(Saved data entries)
-=-=-
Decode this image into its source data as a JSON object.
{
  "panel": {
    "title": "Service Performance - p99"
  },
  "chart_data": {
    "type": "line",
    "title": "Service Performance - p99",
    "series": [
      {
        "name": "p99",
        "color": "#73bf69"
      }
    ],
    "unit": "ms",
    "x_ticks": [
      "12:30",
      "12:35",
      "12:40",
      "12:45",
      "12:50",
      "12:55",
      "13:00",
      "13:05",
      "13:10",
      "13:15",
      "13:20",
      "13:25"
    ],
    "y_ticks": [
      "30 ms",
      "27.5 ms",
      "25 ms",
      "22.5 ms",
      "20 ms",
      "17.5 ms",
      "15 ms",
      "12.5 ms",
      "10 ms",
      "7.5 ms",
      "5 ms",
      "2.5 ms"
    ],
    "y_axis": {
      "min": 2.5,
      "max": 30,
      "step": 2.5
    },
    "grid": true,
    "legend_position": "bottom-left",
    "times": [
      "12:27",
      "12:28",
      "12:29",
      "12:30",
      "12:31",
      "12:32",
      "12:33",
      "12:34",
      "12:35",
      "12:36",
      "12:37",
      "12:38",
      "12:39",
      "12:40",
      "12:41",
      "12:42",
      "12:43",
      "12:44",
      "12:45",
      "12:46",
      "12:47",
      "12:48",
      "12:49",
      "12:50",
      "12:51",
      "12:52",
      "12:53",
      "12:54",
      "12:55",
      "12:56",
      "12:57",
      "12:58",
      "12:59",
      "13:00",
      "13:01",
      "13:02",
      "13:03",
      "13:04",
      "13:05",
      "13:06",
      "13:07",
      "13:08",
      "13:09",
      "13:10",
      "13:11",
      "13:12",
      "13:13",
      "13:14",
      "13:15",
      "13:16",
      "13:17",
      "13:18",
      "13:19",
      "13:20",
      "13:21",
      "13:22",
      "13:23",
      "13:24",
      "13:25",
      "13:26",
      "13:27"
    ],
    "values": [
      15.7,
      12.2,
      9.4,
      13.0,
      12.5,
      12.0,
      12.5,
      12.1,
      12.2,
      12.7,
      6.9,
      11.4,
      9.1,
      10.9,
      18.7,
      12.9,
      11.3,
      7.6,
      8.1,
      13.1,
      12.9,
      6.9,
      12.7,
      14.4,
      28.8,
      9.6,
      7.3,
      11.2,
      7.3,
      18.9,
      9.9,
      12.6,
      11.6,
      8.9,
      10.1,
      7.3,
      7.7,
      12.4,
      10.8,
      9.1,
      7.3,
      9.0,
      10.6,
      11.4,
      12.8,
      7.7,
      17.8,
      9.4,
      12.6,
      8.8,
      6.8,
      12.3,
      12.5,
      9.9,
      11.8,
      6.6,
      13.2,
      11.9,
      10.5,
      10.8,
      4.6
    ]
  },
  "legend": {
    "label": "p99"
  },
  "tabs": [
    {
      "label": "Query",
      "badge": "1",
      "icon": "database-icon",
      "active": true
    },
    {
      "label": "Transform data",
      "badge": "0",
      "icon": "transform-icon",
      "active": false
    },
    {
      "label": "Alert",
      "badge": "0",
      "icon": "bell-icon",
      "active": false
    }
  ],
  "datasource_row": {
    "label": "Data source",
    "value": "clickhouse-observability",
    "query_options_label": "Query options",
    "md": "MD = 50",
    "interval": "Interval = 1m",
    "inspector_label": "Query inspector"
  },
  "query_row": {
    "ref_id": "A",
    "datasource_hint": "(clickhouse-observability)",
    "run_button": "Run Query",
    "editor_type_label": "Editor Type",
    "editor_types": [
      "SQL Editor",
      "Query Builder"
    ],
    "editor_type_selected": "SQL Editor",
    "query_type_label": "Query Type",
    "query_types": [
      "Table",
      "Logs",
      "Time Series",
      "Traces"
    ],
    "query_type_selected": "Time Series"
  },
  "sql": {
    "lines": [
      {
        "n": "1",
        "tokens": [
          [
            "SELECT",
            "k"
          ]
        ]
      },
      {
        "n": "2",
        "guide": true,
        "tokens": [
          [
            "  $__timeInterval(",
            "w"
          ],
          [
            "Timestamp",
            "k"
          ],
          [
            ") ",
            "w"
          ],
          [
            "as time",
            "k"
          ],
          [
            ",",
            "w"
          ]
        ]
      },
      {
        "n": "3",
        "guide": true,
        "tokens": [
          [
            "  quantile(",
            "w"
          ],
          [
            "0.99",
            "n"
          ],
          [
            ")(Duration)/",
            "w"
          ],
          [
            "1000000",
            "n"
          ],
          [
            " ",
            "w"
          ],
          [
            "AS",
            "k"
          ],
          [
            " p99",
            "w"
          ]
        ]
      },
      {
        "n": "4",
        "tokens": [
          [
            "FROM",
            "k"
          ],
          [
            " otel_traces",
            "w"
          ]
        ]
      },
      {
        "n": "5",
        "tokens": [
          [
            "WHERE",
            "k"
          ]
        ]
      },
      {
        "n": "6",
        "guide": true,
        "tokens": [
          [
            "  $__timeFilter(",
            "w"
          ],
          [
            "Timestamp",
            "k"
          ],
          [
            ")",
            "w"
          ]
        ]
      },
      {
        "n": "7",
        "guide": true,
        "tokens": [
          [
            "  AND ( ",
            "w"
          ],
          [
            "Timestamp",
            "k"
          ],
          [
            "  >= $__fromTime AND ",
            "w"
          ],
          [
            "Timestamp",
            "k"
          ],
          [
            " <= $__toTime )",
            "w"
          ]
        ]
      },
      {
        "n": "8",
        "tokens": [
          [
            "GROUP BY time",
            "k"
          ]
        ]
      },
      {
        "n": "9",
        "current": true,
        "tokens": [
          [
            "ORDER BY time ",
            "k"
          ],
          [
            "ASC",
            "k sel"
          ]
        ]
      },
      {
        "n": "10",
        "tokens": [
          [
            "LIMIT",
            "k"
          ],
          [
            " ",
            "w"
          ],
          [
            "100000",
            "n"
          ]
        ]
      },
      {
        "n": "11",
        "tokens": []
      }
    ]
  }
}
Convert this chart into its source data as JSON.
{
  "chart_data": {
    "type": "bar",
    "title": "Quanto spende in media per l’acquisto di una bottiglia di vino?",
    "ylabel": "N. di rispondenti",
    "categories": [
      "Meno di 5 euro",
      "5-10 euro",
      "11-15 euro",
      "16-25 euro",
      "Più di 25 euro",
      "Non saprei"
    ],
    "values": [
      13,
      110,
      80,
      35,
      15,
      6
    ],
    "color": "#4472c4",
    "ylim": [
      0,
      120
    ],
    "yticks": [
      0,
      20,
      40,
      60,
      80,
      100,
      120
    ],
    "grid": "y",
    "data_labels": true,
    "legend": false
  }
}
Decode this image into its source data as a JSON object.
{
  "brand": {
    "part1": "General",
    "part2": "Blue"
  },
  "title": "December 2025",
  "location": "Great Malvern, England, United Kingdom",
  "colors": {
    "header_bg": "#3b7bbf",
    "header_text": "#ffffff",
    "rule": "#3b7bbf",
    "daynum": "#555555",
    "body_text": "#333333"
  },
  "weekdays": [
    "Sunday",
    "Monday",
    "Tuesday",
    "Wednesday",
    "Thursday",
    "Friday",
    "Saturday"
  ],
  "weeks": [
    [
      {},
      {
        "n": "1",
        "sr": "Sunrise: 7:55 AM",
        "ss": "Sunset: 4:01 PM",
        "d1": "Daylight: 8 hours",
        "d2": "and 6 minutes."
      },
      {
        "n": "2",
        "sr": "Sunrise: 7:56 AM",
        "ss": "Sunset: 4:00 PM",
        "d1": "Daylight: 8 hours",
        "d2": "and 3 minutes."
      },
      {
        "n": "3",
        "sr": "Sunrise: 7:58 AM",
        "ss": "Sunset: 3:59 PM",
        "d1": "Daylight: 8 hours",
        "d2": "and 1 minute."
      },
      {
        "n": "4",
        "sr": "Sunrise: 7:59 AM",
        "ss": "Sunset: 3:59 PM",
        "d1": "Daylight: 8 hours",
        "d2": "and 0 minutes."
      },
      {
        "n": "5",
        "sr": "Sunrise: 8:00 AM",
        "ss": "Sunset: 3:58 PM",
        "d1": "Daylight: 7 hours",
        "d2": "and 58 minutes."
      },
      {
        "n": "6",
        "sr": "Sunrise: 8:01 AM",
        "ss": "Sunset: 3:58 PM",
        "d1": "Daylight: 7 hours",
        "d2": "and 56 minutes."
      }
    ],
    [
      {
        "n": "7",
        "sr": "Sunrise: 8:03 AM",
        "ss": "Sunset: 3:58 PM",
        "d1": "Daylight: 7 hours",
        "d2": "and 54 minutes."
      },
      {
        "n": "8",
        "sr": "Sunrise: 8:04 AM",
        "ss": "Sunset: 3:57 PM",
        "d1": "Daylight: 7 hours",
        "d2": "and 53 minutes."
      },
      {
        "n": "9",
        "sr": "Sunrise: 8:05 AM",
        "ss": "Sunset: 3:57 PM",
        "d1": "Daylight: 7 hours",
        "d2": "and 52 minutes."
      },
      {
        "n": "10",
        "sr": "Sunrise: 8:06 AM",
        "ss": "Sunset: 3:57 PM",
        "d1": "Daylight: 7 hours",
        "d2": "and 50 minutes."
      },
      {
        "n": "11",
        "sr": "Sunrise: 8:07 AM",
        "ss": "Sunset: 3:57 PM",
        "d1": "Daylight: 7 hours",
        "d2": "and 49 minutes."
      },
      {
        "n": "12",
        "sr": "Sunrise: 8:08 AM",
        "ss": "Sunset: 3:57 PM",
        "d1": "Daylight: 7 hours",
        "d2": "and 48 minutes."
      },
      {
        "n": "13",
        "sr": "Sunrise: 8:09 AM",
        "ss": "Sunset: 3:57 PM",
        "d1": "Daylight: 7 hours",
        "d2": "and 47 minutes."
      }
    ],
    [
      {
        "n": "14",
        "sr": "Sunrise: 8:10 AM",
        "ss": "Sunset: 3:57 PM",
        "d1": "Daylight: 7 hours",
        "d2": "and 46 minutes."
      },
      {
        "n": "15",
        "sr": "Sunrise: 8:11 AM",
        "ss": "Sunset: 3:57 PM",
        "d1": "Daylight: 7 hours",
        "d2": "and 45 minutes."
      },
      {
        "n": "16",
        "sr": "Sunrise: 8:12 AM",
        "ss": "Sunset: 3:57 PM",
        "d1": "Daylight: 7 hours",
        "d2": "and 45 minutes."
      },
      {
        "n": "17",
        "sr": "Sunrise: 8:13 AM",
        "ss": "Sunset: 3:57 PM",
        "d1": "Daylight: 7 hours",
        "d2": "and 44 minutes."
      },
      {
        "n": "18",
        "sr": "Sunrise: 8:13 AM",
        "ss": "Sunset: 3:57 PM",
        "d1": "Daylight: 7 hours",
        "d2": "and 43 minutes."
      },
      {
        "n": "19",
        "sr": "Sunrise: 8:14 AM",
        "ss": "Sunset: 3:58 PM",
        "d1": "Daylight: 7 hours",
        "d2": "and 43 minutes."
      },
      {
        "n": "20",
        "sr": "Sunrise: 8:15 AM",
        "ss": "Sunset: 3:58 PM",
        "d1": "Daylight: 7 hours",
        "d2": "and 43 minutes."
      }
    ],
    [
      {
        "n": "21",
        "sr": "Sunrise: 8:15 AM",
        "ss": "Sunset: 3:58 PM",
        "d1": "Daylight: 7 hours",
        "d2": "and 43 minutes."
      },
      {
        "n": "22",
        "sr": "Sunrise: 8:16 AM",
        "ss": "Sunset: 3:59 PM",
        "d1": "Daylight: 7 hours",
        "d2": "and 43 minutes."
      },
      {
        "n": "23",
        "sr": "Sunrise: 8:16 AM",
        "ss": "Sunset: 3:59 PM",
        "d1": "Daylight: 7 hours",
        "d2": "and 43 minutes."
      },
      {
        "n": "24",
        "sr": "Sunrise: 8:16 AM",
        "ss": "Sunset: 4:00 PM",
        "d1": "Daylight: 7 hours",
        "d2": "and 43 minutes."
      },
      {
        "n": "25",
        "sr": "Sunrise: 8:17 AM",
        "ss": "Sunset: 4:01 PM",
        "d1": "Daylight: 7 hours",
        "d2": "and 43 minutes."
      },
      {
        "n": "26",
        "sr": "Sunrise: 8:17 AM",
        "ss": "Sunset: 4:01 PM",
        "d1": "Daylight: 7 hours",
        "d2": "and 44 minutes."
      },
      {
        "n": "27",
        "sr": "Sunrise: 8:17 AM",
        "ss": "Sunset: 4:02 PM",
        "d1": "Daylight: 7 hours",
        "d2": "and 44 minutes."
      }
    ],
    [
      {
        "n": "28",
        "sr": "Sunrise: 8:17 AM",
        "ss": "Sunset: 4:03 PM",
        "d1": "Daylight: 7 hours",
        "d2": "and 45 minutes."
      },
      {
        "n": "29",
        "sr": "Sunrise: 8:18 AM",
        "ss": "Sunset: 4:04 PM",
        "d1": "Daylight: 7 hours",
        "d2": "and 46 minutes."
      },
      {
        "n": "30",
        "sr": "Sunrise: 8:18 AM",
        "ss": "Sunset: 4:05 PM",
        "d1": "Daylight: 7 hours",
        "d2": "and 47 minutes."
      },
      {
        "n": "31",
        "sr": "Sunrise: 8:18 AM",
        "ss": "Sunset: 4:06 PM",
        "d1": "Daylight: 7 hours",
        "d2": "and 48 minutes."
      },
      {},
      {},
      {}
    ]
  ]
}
-=-=-
The problem>
Report the number of lines above that contain the word "Service", and only that number.

Worked solution>
2